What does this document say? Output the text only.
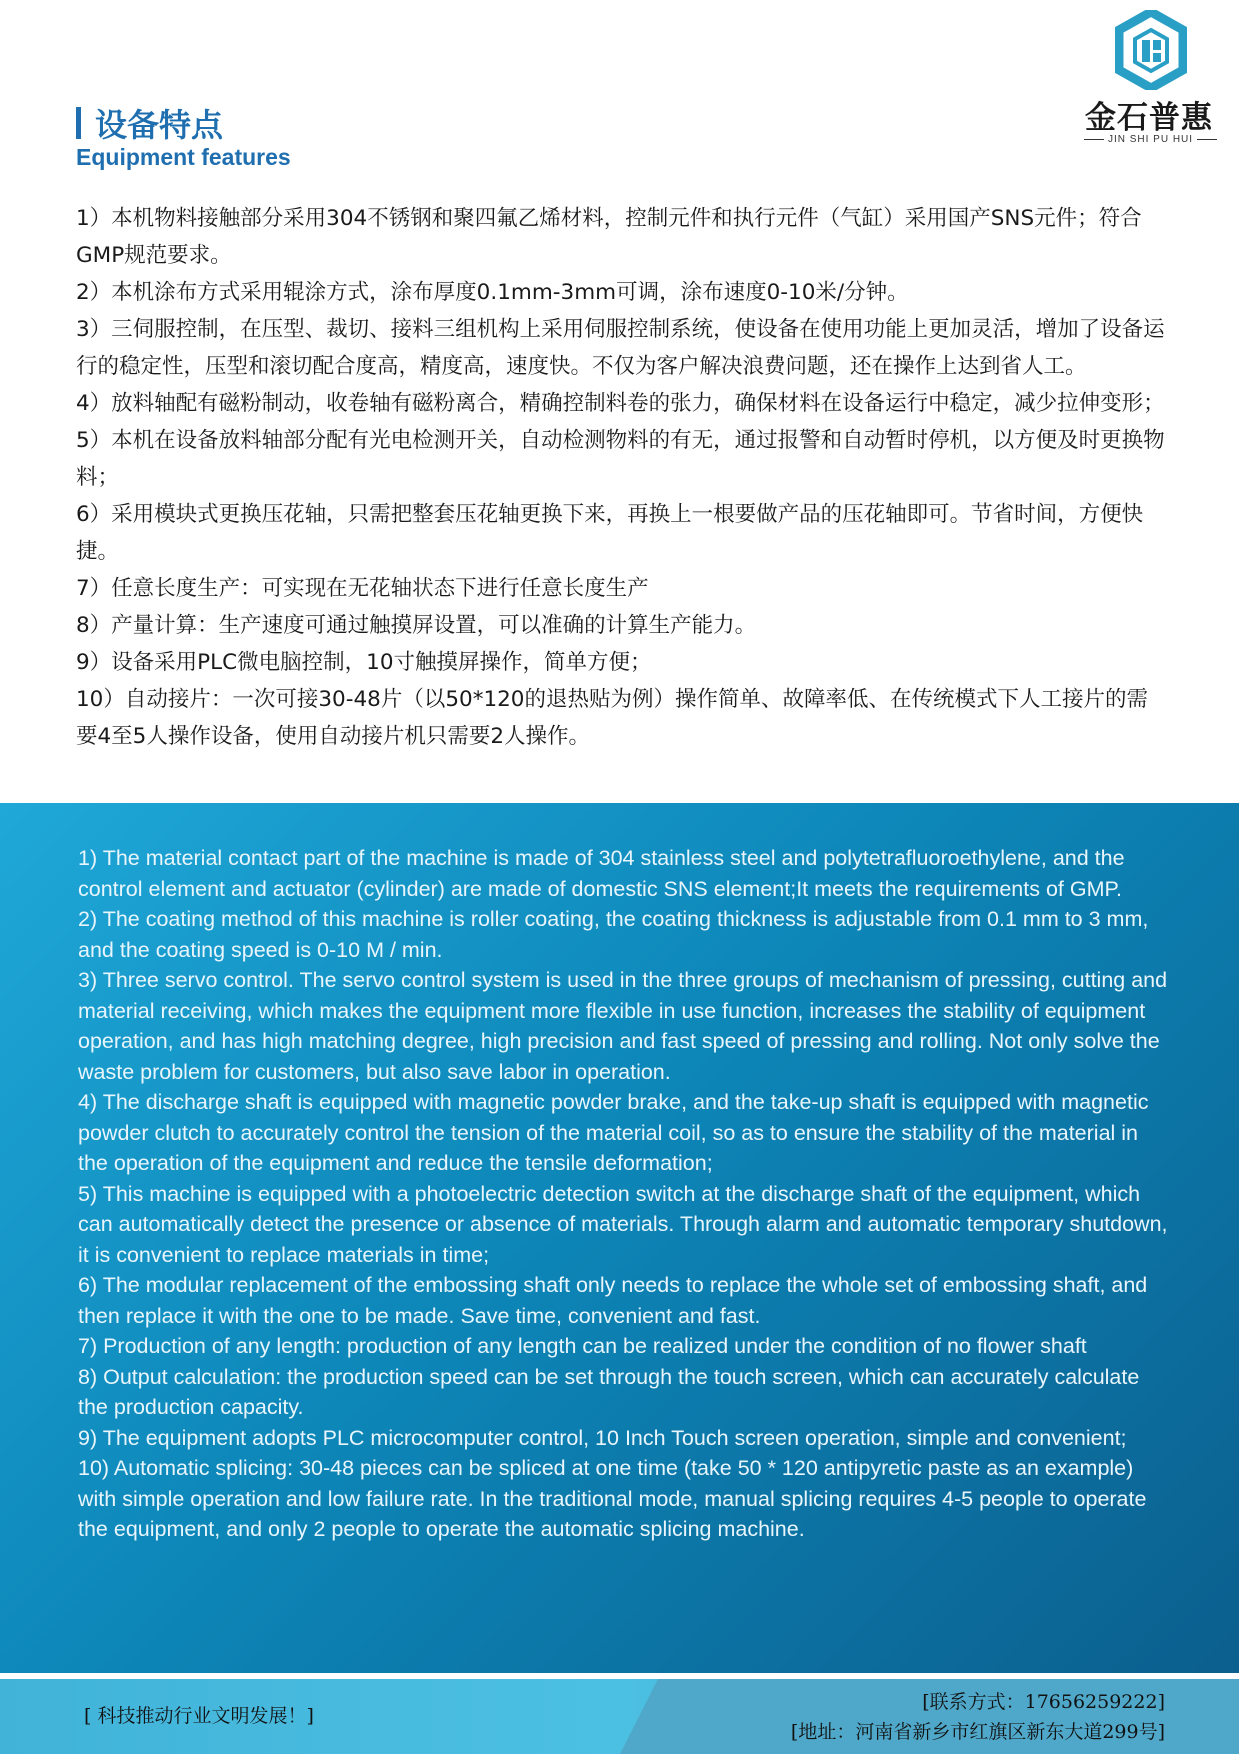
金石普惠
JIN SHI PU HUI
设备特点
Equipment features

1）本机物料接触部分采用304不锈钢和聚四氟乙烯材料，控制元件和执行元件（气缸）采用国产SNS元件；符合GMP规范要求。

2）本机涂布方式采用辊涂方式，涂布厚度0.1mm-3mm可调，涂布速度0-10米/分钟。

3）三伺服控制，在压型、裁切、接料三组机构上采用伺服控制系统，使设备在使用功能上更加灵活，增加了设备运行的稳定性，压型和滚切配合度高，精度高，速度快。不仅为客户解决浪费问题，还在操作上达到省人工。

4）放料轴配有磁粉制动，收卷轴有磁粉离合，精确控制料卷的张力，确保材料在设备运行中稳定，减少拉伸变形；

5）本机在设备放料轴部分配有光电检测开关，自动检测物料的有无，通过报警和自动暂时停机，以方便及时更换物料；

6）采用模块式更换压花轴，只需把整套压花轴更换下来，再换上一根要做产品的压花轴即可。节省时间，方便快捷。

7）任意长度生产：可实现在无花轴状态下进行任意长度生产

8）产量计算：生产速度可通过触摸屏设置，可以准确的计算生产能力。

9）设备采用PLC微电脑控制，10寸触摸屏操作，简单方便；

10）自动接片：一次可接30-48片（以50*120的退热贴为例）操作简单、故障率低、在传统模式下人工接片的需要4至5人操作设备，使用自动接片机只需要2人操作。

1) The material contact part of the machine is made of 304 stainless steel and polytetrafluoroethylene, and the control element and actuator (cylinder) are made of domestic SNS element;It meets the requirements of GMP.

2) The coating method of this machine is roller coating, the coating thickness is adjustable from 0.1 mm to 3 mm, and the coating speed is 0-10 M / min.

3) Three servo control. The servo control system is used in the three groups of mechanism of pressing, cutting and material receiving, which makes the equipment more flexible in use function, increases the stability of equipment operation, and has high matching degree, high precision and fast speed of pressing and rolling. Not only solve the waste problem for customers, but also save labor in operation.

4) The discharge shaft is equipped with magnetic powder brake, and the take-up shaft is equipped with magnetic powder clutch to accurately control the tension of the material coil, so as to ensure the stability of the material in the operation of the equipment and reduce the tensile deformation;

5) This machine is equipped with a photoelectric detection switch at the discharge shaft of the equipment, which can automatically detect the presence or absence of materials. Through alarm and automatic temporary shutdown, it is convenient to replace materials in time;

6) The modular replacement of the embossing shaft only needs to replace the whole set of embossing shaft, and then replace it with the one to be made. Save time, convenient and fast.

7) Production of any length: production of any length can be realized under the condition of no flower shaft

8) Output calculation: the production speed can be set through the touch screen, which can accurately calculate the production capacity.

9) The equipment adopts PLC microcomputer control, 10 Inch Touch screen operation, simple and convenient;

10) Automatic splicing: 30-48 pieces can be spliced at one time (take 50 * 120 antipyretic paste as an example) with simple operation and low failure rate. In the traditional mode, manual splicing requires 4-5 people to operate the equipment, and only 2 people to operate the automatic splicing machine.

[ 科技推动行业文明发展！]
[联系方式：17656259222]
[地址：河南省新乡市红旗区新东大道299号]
☆ ☆ ☆ ☆ ☆
### Problem
Each line in the listing above that contains "only" should be copied.

### Answer to the task
What does this document say? Output the text only.
3) Three servo control. The servo control system is used in the three groups of mechanism of pressing, cutting and material receiving, which makes the equipment more flexible in use function, increases the stability of equipment operation, and has high matching degree, high precision and fast speed of pressing and rolling. Not only solve the waste problem for customers, but also save labor in operation.
6) The modular replacement of the embossing shaft only needs to replace the whole set of embossing shaft, and then replace it with the one to be made. Save time, convenient and fast.
10) Automatic splicing: 30-48 pieces can be spliced at one time (take 50 * 120 antipyretic paste as an example) with simple operation and low failure rate. In the traditional mode, manual splicing requires 4-5 people to operate the equipment, and only 2 people to operate the automatic splicing machine.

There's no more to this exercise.